→ **Exercise aim**: Filter the records below down to lines containing "Interne".
— start Input records —
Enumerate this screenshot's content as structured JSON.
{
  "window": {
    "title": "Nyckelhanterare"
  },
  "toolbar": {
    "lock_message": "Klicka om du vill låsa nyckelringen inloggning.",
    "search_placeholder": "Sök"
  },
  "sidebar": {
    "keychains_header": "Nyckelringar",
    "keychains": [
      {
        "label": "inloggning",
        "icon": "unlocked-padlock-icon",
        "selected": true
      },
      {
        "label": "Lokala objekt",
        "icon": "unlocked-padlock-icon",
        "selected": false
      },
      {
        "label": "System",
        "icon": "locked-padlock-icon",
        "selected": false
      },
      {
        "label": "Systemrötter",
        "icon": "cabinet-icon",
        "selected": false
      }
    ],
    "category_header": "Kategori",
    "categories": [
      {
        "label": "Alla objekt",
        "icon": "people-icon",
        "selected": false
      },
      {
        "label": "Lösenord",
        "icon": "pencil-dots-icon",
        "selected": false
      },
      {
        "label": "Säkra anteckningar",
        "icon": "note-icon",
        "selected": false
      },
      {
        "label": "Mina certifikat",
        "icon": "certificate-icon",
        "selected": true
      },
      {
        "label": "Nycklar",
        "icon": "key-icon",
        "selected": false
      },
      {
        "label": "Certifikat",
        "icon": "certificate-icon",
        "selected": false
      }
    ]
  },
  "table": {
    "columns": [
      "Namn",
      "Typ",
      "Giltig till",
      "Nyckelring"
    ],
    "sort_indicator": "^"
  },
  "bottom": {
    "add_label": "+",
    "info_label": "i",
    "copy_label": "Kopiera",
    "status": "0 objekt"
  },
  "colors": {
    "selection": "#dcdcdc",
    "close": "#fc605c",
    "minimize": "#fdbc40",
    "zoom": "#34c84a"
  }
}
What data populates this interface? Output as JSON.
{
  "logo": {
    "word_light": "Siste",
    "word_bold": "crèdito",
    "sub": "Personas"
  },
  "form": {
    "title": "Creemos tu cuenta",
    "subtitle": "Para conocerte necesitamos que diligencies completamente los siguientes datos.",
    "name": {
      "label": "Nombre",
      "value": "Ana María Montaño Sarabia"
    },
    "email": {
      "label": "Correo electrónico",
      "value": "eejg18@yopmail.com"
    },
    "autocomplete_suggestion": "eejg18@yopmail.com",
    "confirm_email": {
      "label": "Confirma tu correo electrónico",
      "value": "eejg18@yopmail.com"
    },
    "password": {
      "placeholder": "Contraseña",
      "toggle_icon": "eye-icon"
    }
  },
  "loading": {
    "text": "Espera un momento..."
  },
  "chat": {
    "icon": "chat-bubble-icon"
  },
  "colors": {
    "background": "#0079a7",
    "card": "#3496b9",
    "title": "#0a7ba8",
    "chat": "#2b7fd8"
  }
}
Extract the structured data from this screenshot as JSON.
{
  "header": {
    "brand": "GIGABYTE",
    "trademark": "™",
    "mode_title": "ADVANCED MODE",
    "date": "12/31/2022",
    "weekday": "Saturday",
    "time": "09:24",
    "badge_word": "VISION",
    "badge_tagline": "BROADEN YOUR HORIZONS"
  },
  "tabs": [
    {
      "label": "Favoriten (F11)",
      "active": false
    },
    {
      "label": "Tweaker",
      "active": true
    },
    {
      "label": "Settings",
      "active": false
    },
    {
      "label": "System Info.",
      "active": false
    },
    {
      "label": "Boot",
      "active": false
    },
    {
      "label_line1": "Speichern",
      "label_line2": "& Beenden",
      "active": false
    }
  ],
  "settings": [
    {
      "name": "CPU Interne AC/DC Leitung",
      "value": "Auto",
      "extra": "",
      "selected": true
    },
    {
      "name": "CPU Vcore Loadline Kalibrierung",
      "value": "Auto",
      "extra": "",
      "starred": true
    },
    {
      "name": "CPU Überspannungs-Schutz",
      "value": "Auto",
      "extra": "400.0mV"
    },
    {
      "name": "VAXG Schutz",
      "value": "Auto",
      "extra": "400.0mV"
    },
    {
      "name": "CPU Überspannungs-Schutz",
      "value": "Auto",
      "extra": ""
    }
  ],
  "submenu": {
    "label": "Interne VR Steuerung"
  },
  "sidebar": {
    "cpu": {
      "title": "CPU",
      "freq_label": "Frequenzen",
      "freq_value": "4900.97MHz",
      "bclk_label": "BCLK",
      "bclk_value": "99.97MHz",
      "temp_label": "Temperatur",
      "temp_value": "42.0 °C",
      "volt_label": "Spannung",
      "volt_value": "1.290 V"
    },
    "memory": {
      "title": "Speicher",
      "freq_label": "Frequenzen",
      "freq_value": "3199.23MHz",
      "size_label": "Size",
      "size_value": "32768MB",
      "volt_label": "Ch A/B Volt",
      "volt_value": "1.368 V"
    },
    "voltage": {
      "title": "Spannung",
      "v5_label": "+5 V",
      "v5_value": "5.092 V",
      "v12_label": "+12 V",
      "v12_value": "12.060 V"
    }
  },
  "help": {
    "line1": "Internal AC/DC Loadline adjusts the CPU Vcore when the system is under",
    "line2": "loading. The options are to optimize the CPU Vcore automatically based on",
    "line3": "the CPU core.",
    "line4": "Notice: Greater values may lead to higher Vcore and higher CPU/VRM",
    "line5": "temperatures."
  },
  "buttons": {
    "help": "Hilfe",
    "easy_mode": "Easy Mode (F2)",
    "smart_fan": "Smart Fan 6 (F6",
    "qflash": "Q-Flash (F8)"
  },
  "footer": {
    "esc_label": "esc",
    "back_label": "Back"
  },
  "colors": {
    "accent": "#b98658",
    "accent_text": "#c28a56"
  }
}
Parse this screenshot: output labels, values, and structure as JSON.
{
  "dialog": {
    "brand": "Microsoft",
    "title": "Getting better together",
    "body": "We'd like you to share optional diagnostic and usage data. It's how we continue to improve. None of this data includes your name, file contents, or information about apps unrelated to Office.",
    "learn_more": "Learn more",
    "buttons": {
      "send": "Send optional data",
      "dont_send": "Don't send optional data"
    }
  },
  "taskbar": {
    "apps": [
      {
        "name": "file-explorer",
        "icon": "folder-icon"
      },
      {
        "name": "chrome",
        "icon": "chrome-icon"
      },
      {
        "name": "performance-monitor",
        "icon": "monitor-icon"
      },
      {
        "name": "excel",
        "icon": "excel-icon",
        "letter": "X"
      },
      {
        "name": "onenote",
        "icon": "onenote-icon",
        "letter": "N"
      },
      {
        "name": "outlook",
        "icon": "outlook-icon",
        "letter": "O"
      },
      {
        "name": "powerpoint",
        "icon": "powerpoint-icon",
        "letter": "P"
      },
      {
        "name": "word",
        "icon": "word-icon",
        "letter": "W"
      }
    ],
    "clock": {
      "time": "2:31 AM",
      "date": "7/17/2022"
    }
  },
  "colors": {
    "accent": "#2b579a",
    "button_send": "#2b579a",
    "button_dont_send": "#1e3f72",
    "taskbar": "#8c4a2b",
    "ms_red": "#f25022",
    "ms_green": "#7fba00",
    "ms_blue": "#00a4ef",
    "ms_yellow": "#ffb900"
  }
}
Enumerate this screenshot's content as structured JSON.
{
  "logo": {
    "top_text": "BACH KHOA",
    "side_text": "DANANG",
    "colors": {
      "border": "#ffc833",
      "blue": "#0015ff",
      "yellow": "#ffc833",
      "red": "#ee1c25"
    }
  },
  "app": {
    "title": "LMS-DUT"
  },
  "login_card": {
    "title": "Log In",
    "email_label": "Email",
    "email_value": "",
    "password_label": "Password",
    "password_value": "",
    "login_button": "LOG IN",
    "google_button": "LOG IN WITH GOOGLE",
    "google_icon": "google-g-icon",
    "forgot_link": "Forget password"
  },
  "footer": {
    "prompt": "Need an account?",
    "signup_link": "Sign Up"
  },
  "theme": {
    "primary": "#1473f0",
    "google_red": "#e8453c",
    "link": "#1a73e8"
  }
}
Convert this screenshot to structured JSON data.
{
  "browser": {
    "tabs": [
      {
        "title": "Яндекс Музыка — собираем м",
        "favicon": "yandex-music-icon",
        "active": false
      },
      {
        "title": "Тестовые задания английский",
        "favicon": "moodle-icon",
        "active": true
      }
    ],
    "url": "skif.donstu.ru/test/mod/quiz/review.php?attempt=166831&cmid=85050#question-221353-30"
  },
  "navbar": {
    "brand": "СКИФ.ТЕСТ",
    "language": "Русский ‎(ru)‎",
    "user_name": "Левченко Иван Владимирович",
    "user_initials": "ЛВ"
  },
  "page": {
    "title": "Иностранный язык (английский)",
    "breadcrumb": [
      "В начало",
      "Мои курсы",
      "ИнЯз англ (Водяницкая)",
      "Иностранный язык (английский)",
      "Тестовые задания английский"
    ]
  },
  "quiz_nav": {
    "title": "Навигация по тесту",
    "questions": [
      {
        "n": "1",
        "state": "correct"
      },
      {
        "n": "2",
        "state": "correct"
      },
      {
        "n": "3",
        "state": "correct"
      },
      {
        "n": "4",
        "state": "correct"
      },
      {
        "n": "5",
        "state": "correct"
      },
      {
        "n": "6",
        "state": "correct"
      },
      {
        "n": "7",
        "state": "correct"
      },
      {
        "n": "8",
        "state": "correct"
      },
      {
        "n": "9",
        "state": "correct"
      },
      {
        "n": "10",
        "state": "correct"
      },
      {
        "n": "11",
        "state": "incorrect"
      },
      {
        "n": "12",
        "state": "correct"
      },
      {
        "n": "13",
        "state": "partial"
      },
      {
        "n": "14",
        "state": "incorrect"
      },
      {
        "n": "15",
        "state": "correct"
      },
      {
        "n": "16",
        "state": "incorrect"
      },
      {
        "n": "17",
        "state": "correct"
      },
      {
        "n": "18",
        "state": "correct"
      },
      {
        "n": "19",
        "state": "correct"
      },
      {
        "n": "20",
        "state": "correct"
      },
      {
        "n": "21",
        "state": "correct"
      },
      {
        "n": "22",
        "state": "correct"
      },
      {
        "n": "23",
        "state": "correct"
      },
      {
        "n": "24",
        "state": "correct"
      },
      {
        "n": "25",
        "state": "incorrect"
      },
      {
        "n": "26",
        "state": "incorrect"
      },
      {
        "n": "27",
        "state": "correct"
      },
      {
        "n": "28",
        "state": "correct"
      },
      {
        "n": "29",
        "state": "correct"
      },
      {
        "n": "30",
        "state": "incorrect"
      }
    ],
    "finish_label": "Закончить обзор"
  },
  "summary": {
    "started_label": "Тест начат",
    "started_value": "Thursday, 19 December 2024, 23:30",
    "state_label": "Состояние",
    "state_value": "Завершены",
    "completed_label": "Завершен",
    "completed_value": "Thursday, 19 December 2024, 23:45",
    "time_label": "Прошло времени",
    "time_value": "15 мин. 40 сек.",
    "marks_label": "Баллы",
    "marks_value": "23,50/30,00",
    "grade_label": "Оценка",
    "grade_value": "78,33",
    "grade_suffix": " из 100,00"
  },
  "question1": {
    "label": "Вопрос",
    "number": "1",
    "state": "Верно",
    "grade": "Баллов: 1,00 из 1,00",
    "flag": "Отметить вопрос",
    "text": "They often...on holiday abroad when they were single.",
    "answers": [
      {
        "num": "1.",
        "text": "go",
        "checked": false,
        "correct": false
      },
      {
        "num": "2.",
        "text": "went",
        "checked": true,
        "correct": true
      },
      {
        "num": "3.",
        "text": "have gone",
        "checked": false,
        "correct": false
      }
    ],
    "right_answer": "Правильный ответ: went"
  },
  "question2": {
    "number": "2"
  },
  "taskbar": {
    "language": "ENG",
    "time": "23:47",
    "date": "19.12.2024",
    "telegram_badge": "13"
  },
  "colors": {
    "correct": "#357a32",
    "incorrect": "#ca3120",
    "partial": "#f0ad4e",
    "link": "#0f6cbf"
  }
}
— end Input records —
→ **Task result**:
      "name": "CPU Interne AC/DC Leitung",
    "label": "Interne VR Steuerung"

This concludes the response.